# start of The input

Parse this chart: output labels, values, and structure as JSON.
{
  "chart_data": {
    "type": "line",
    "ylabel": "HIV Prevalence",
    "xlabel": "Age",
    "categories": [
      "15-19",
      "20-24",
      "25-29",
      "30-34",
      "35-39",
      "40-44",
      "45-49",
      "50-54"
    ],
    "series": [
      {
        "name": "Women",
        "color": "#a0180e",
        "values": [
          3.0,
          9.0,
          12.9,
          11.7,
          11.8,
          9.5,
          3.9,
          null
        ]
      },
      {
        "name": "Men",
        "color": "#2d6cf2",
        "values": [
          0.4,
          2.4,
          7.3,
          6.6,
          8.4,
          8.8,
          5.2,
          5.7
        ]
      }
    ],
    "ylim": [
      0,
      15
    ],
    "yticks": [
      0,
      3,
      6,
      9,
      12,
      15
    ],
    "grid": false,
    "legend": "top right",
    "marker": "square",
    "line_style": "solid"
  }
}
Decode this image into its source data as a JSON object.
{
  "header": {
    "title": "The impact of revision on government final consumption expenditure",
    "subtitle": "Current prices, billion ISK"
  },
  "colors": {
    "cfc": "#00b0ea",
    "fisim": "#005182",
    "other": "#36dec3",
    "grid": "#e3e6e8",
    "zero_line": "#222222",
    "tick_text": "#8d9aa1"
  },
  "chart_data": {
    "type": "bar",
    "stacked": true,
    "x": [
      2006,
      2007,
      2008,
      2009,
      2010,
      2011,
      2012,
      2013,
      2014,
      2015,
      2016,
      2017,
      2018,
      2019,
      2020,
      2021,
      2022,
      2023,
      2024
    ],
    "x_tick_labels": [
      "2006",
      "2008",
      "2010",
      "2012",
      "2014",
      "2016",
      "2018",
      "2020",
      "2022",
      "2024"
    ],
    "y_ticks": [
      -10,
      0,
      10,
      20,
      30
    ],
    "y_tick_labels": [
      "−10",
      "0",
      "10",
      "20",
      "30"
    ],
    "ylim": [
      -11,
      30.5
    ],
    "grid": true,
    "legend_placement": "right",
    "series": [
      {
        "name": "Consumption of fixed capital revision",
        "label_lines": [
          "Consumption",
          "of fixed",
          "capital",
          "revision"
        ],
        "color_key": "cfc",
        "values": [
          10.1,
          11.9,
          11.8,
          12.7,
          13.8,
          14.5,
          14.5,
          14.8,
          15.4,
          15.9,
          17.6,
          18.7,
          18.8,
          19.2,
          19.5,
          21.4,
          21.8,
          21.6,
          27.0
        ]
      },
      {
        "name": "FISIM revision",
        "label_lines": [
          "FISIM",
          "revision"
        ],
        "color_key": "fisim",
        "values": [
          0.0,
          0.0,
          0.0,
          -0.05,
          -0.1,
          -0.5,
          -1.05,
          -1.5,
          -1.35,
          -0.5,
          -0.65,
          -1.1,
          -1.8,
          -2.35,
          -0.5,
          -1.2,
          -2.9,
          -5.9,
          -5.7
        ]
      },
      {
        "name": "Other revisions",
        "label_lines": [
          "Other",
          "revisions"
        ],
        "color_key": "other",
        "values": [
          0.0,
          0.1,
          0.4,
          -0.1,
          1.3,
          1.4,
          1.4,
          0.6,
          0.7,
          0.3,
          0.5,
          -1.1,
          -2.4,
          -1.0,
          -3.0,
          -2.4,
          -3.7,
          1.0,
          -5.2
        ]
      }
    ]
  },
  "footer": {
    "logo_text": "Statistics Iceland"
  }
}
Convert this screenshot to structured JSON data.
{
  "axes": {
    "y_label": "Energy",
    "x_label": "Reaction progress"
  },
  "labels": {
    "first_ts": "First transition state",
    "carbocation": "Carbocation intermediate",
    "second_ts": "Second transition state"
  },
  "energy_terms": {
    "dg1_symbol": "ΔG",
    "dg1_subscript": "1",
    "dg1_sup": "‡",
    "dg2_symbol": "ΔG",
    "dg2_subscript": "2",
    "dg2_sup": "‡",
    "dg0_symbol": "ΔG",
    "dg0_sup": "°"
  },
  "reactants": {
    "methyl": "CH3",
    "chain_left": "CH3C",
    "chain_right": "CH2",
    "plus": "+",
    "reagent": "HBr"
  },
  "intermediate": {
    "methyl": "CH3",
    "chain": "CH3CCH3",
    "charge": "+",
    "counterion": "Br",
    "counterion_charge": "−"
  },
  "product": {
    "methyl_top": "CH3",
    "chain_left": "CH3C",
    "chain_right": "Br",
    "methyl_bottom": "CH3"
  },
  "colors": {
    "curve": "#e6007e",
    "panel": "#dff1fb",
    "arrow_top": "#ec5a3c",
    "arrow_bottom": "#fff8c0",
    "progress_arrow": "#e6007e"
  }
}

# end of The input

#### Do this
Begin with the line that contains "Convert this screenshot" and quote each line after it exactly, stopping after the last line of the data.

#### Correct response
Convert this screenshot to structured JSON data.
{
  "axes": {
    "y_label": "Energy",
    "x_label": "Reaction progress"
  },
  "labels": {
    "first_ts": "First transition state",
    "carbocation": "Carbocation intermediate",
    "second_ts": "Second transition state"
  },
  "energy_terms": {
    "dg1_symbol": "ΔG",
    "dg1_subscript": "1",
    "dg1_sup": "‡",
    "dg2_symbol": "ΔG",
    "dg2_subscript": "2",
    "dg2_sup": "‡",
    "dg0_symbol": "ΔG",
    "dg0_sup": "°"
  },
  "reactants": {
    "methyl": "CH3",
    "chain_left": "CH3C",
    "chain_right": "CH2",
    "plus": "+",
    "reagent": "HBr"
  },
  "intermediate": {
    "methyl": "CH3",
    "chain": "CH3CCH3",
    "charge": "+",
    "counterion": "Br",
    "counterion_charge": "−"
  },
  "product": {
    "methyl_top": "CH3",
    "chain_left": "CH3C",
    "chain_right": "Br",
    "methyl_bottom": "CH3"
  },
  "colors": {
    "curve": "#e6007e",
    "panel": "#dff1fb",
    "arrow_top": "#ec5a3c",
    "arrow_bottom": "#fff8c0",
    "progress_arrow": "#e6007e"
  }
}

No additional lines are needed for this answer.